:: Your goal ::
From the listing that follows, output everything exactly except the pictures.
##### Listed records #####
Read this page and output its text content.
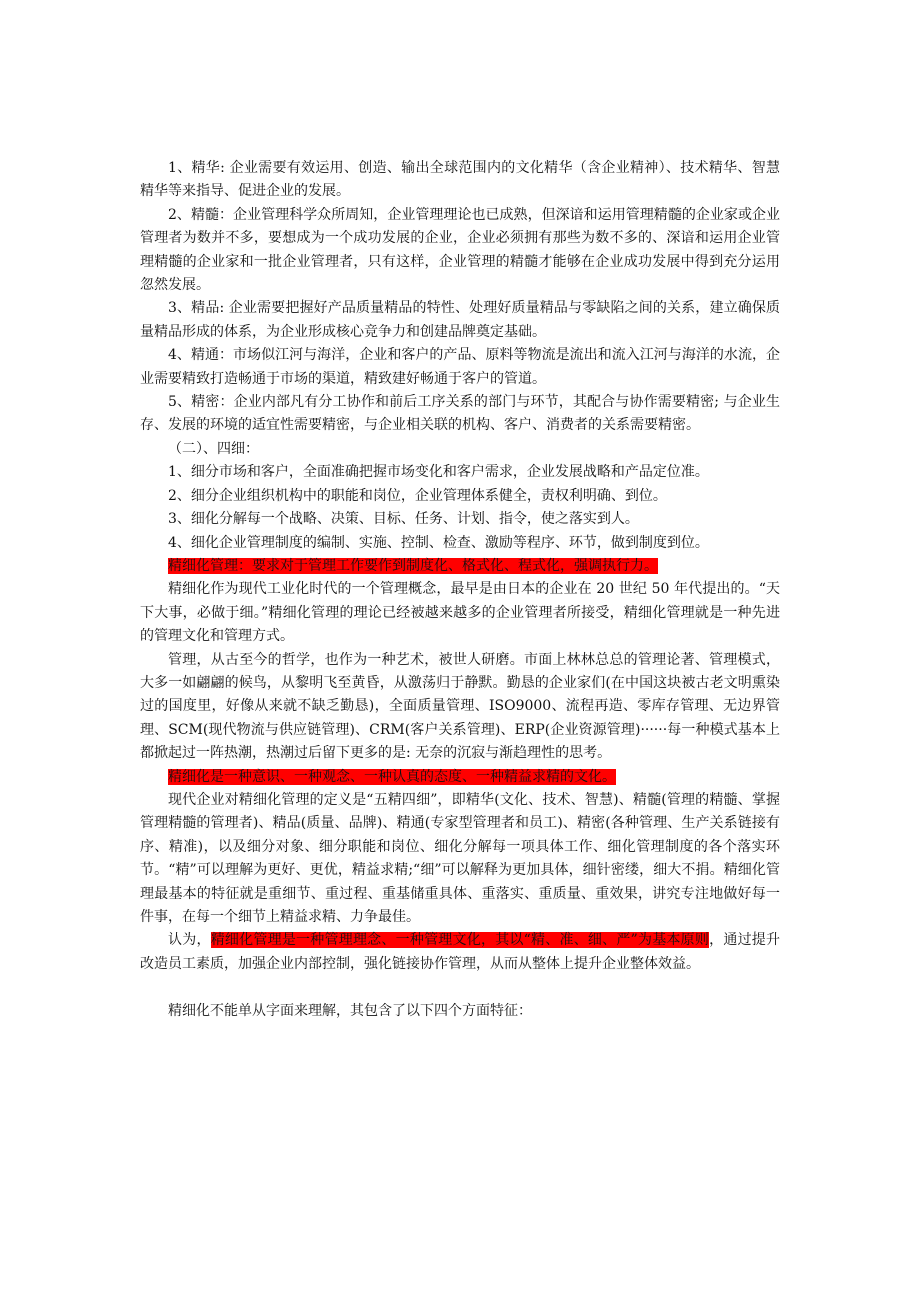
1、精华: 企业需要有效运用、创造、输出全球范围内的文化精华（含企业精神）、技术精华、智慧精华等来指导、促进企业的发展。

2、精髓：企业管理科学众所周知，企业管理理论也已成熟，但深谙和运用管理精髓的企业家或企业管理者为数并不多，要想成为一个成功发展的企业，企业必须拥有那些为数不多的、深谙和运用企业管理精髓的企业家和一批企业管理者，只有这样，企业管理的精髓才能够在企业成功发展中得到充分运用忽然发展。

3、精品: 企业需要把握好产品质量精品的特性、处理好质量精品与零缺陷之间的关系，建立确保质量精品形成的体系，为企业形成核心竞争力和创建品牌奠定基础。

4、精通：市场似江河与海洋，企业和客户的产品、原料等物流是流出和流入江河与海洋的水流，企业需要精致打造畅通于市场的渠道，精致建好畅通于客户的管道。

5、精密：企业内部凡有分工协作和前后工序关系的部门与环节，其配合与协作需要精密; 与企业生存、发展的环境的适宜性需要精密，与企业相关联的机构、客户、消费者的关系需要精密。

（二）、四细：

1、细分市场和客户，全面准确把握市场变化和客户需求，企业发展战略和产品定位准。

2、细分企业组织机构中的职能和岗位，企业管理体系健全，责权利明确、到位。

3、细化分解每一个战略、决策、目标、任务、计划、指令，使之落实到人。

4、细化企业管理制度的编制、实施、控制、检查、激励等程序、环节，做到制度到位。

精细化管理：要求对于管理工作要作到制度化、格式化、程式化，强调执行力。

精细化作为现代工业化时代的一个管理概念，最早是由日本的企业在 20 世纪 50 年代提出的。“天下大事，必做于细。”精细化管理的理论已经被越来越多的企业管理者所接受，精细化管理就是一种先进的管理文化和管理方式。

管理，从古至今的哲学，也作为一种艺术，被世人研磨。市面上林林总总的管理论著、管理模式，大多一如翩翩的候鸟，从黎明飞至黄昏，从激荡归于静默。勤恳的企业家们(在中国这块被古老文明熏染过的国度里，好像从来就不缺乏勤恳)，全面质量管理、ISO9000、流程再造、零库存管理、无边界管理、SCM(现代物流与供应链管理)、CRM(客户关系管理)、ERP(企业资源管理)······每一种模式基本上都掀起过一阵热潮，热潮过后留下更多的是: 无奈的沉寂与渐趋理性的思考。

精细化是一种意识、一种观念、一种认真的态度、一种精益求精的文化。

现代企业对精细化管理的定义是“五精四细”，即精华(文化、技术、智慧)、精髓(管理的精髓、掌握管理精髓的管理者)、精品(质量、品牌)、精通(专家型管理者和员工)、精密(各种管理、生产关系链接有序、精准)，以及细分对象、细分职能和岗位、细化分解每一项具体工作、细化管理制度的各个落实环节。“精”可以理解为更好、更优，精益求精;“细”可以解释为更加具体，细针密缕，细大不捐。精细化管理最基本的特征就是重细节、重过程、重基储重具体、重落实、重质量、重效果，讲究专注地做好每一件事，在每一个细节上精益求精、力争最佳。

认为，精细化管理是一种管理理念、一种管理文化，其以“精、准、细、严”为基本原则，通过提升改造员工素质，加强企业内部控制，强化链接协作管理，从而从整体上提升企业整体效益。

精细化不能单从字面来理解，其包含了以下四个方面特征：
#####
:: In response ::
Read this page and output its text content.
1、精华: 企业需要有效运用、创造、输出全球范围内的文化精华（含企业精神）、技术精华、智慧精华等来指导、促进企业的发展。

2、精髓：企业管理科学众所周知，企业管理理论也已成熟，但深谙和运用管理精髓的企业家或企业管理者为数并不多，要想成为一个成功发展的企业，企业必须拥有那些为数不多的、深谙和运用企业管理精髓的企业家和一批企业管理者，只有这样，企业管理的精髓才能够在企业成功发展中得到充分运用忽然发展。

3、精品: 企业需要把握好产品质量精品的特性、处理好质量精品与零缺陷之间的关系，建立确保质量精品形成的体系，为企业形成核心竞争力和创建品牌奠定基础。

4、精通：市场似江河与海洋，企业和客户的产品、原料等物流是流出和流入江河与海洋的水流，企业需要精致打造畅通于市场的渠道，精致建好畅通于客户的管道。

5、精密：企业内部凡有分工协作和前后工序关系的部门与环节，其配合与协作需要精密; 与企业生存、发展的环境的适宜性需要精密，与企业相关联的机构、客户、消费者的关系需要精密。

（二）、四细：

1、细分市场和客户，全面准确把握市场变化和客户需求，企业发展战略和产品定位准。

2、细分企业组织机构中的职能和岗位，企业管理体系健全，责权利明确、到位。

3、细化分解每一个战略、决策、目标、任务、计划、指令，使之落实到人。

4、细化企业管理制度的编制、实施、控制、检查、激励等程序、环节，做到制度到位。

精细化管理：要求对于管理工作要作到制度化、格式化、程式化，强调执行力。

精细化作为现代工业化时代的一个管理概念，最早是由日本的企业在 20 世纪 50 年代提出的。“天下大事，必做于细。”精细化管理的理论已经被越来越多的企业管理者所接受，精细化管理就是一种先进的管理文化和管理方式。

管理，从古至今的哲学，也作为一种艺术，被世人研磨。市面上林林总总的管理论著、管理模式，大多一如翩翩的候鸟，从黎明飞至黄昏，从激荡归于静默。勤恳的企业家们(在中国这块被古老文明熏染过的国度里，好像从来就不缺乏勤恳)，全面质量管理、ISO9000、流程再造、零库存管理、无边界管理、SCM(现代物流与供应链管理)、CRM(客户关系管理)、ERP(企业资源管理)······每一种模式基本上都掀起过一阵热潮，热潮过后留下更多的是: 无奈的沉寂与渐趋理性的思考。

精细化是一种意识、一种观念、一种认真的态度、一种精益求精的文化。

现代企业对精细化管理的定义是“五精四细”，即精华(文化、技术、智慧)、精髓(管理的精髓、掌握管理精髓的管理者)、精品(质量、品牌)、精通(专家型管理者和员工)、精密(各种管理、生产关系链接有序、精准)，以及细分对象、细分职能和岗位、细化分解每一项具体工作、细化管理制度的各个落实环节。“精”可以理解为更好、更优，精益求精;“细”可以解释为更加具体，细针密缕，细大不捐。精细化管理最基本的特征就是重细节、重过程、重基储重具体、重落实、重质量、重效果，讲究专注地做好每一件事，在每一个细节上精益求精、力争最佳。

认为，精细化管理是一种管理理念、一种管理文化，其以“精、准、细、严”为基本原则，通过提升改造员工素质，加强企业内部控制，强化链接协作管理，从而从整体上提升企业整体效益。

精细化不能单从字面来理解，其包含了以下四个方面特征：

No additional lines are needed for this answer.